## Instructions to follow:
Could you return every line below verbatim, leaving out the pictures?

┄┄┄┄┄┄

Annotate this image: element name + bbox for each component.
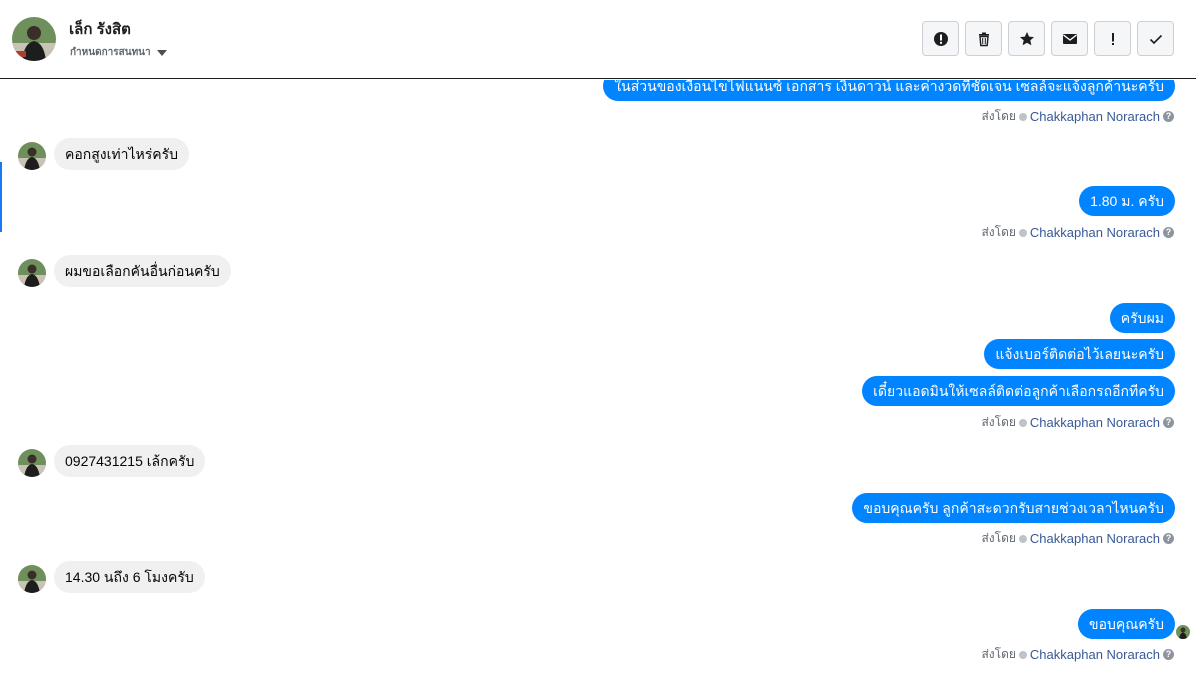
exclamation-icon (1111, 32, 1114, 45)
help-icon[interactable]: ? (1163, 111, 1174, 122)
message-bubble-outgoing[interactable]: ครับผม (1109, 303, 1175, 333)
conversation-header: เล็ก รังสิต กำหนดการสนทนา (0, 0, 1196, 79)
agent-name-link[interactable]: Chakkaphan Norarach (1030, 415, 1160, 430)
trash-icon (978, 32, 989, 46)
message-bubble-outgoing[interactable]: แจ้งเบอร์ติดต่อไว้เลยนะครับ (984, 339, 1175, 369)
message-bubble-outgoing[interactable]: 1.80 ม. ครับ (1079, 186, 1175, 216)
sent-by-prefix: ส่งโดย (981, 415, 1016, 429)
caret-down-icon (156, 49, 167, 56)
sent-by-prefix: ส่งโดย (981, 531, 1016, 545)
sent-by-prefix: ส่งโดย (981, 109, 1016, 123)
envelope-icon (1062, 33, 1077, 44)
agent-name-link[interactable]: Chakkaphan Norarach (1030, 109, 1160, 124)
customer-avatar-small (18, 565, 46, 593)
message-bubble-incoming[interactable]: 0927431215 เล้กครับ (54, 445, 206, 477)
message-bubble-outgoing[interactable]: ในส่วนของเงื่อนไขไฟแนนซ์ เอกสาร เงินดาวน… (603, 80, 1175, 101)
sent-by-line: ส่งโดย Chakkaphan Norarach ? (981, 223, 1174, 242)
customer-avatar[interactable] (12, 17, 56, 61)
star-icon (1019, 31, 1034, 45)
mark-spam-button[interactable] (922, 21, 959, 56)
sent-by-line: ส่งโดย Chakkaphan Norarach ? (981, 645, 1174, 664)
mark-unread-button[interactable] (1051, 21, 1088, 56)
customer-name: เล็ก รังสิต (69, 21, 131, 38)
message-bubble-incoming[interactable]: คอกสูงเท่าไหร่ครับ (54, 138, 190, 170)
message-bubble-incoming[interactable]: ผมขอเลือกคันอื่นก่อนครับ (54, 255, 231, 287)
alert-circle-icon (933, 31, 948, 46)
sent-by-prefix: ส่งโดย (981, 225, 1016, 239)
message-bubble-outgoing[interactable]: ขอบคุณครับ ลูกค้าสะดวกรับสายช่วงเวลาไหนค… (852, 493, 1175, 523)
sent-by-line: ส่งโดย Chakkaphan Norarach ? (981, 107, 1174, 126)
message-bubble-incoming[interactable]: 14.30 นถึง 6 โมงครับ (54, 561, 205, 593)
customer-avatar-small (18, 142, 46, 170)
message-thread[interactable]: ในส่วนของเงื่อนไขไฟแนนซ์ เอกสาร เงินดาวน… (0, 80, 1196, 693)
verified-icon (1018, 534, 1027, 543)
help-icon[interactable]: ? (1163, 227, 1174, 238)
sent-by-line: ส่งโดย Chakkaphan Norarach ? (981, 413, 1174, 432)
agent-name-link[interactable]: Chakkaphan Norarach (1030, 647, 1160, 662)
help-icon[interactable]: ? (1163, 649, 1174, 660)
seen-indicator-avatar (1176, 625, 1190, 639)
conversation-status-dropdown[interactable]: กำหนดการสนทนา (70, 45, 167, 60)
verified-icon (1018, 112, 1027, 121)
verified-icon (1018, 418, 1027, 427)
help-icon[interactable]: ? (1163, 417, 1174, 428)
star-button[interactable] (1008, 21, 1045, 56)
verified-icon (1018, 650, 1027, 659)
header-actions (922, 21, 1174, 56)
agent-name-link[interactable]: Chakkaphan Norarach (1030, 225, 1160, 240)
sent-by-line: ส่งโดย Chakkaphan Norarach ? (981, 529, 1174, 548)
follow-up-button[interactable] (1094, 21, 1131, 56)
help-icon[interactable]: ? (1163, 533, 1174, 544)
check-icon (1149, 34, 1162, 44)
agent-name-link[interactable]: Chakkaphan Norarach (1030, 531, 1160, 546)
conversation-status-label: กำหนดการสนทนา (70, 47, 151, 58)
customer-avatar-small (18, 259, 46, 287)
message-bubble-outgoing[interactable]: ขอบคุณครับ (1078, 609, 1175, 639)
message-bubble-outgoing[interactable]: เดี๋ยวแอดมินให้เซลล์ติดต่อลูกค้าเลือกรถอ… (862, 376, 1175, 406)
sent-by-prefix: ส่งโดย (981, 647, 1016, 661)
delete-button[interactable] (965, 21, 1002, 56)
verified-icon (1018, 228, 1027, 237)
mark-done-button[interactable] (1137, 21, 1174, 56)
customer-avatar-small (18, 449, 46, 477)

┄┄┄┄┄┄

## Exercise solution:
Annotate this image: element name + bbox for each component.
exclamation-icon (1111, 32, 1114, 45)
help-icon[interactable]: ? (1163, 111, 1174, 122)
message-bubble-outgoing[interactable]: ครับผม (1109, 303, 1175, 333)
conversation-header: เล็ก รังสิต กำหนดการสนทนา (0, 0, 1196, 79)
agent-name-link[interactable]: Chakkaphan Norarach (1030, 415, 1160, 430)
trash-icon (978, 32, 989, 46)
message-bubble-outgoing[interactable]: แจ้งเบอร์ติดต่อไว้เลยนะครับ (984, 339, 1175, 369)
message-bubble-outgoing[interactable]: 1.80 ม. ครับ (1079, 186, 1175, 216)
sent-by-prefix: ส่งโดย (981, 415, 1016, 429)
caret-down-icon (156, 49, 167, 56)
sent-by-prefix: ส่งโดย (981, 531, 1016, 545)
sent-by-prefix: ส่งโดย (981, 109, 1016, 123)
envelope-icon (1062, 33, 1077, 44)
agent-name-link[interactable]: Chakkaphan Norarach (1030, 109, 1160, 124)
customer-avatar-small (18, 565, 46, 593)
message-bubble-incoming[interactable]: 0927431215 เล้กครับ (54, 445, 206, 477)
message-bubble-outgoing[interactable]: ในส่วนของเงื่อนไขไฟแนนซ์ เอกสาร เงินดาวน… (603, 80, 1175, 101)
sent-by-line: ส่งโดย Chakkaphan Norarach ? (981, 223, 1174, 242)
customer-avatar[interactable] (12, 17, 56, 61)
star-icon (1019, 31, 1034, 45)
mark-spam-button[interactable] (922, 21, 959, 56)
sent-by-line: ส่งโดย Chakkaphan Norarach ? (981, 645, 1174, 664)
mark-unread-button[interactable] (1051, 21, 1088, 56)
customer-name: เล็ก รังสิต (69, 21, 131, 38)
message-bubble-incoming[interactable]: คอกสูงเท่าไหร่ครับ (54, 138, 190, 170)
message-bubble-incoming[interactable]: ผมขอเลือกคันอื่นก่อนครับ (54, 255, 231, 287)
alert-circle-icon (933, 31, 948, 46)
sent-by-prefix: ส่งโดย (981, 225, 1016, 239)
message-bubble-outgoing[interactable]: ขอบคุณครับ ลูกค้าสะดวกรับสายช่วงเวลาไหนค… (852, 493, 1175, 523)
sent-by-line: ส่งโดย Chakkaphan Norarach ? (981, 107, 1174, 126)
message-bubble-incoming[interactable]: 14.30 นถึง 6 โมงครับ (54, 561, 205, 593)
customer-avatar-small (18, 142, 46, 170)
message-thread[interactable]: ในส่วนของเงื่อนไขไฟแนนซ์ เอกสาร เงินดาวน… (0, 80, 1196, 693)
verified-icon (1018, 534, 1027, 543)
help-icon[interactable]: ? (1163, 227, 1174, 238)
sent-by-line: ส่งโดย Chakkaphan Norarach ? (981, 413, 1174, 432)
agent-name-link[interactable]: Chakkaphan Norarach (1030, 647, 1160, 662)
help-icon[interactable]: ? (1163, 649, 1174, 660)
seen-indicator-avatar (1176, 625, 1190, 639)
conversation-status-dropdown[interactable]: กำหนดการสนทนา (70, 45, 167, 60)
verified-icon (1018, 112, 1027, 121)
verified-icon (1018, 418, 1027, 427)
help-icon[interactable]: ? (1163, 417, 1174, 428)
star-button[interactable] (1008, 21, 1045, 56)
verified-icon (1018, 650, 1027, 659)
header-actions (922, 21, 1174, 56)
agent-name-link[interactable]: Chakkaphan Norarach (1030, 225, 1160, 240)
sent-by-line: ส่งโดย Chakkaphan Norarach ? (981, 529, 1174, 548)
follow-up-button[interactable] (1094, 21, 1131, 56)
help-icon[interactable]: ? (1163, 533, 1174, 544)
check-icon (1149, 34, 1162, 44)
agent-name-link[interactable]: Chakkaphan Norarach (1030, 531, 1160, 546)
conversation-status-label: กำหนดการสนทนา (70, 47, 151, 58)
customer-avatar-small (18, 259, 46, 287)
message-bubble-outgoing[interactable]: ขอบคุณครับ (1078, 609, 1175, 639)
message-bubble-outgoing[interactable]: เดี๋ยวแอดมินให้เซลล์ติดต่อลูกค้าเลือกรถอ… (862, 376, 1175, 406)
sent-by-prefix: ส่งโดย (981, 647, 1016, 661)
delete-button[interactable] (965, 21, 1002, 56)
verified-icon (1018, 228, 1027, 237)
mark-done-button[interactable] (1137, 21, 1174, 56)
customer-avatar-small (18, 449, 46, 477)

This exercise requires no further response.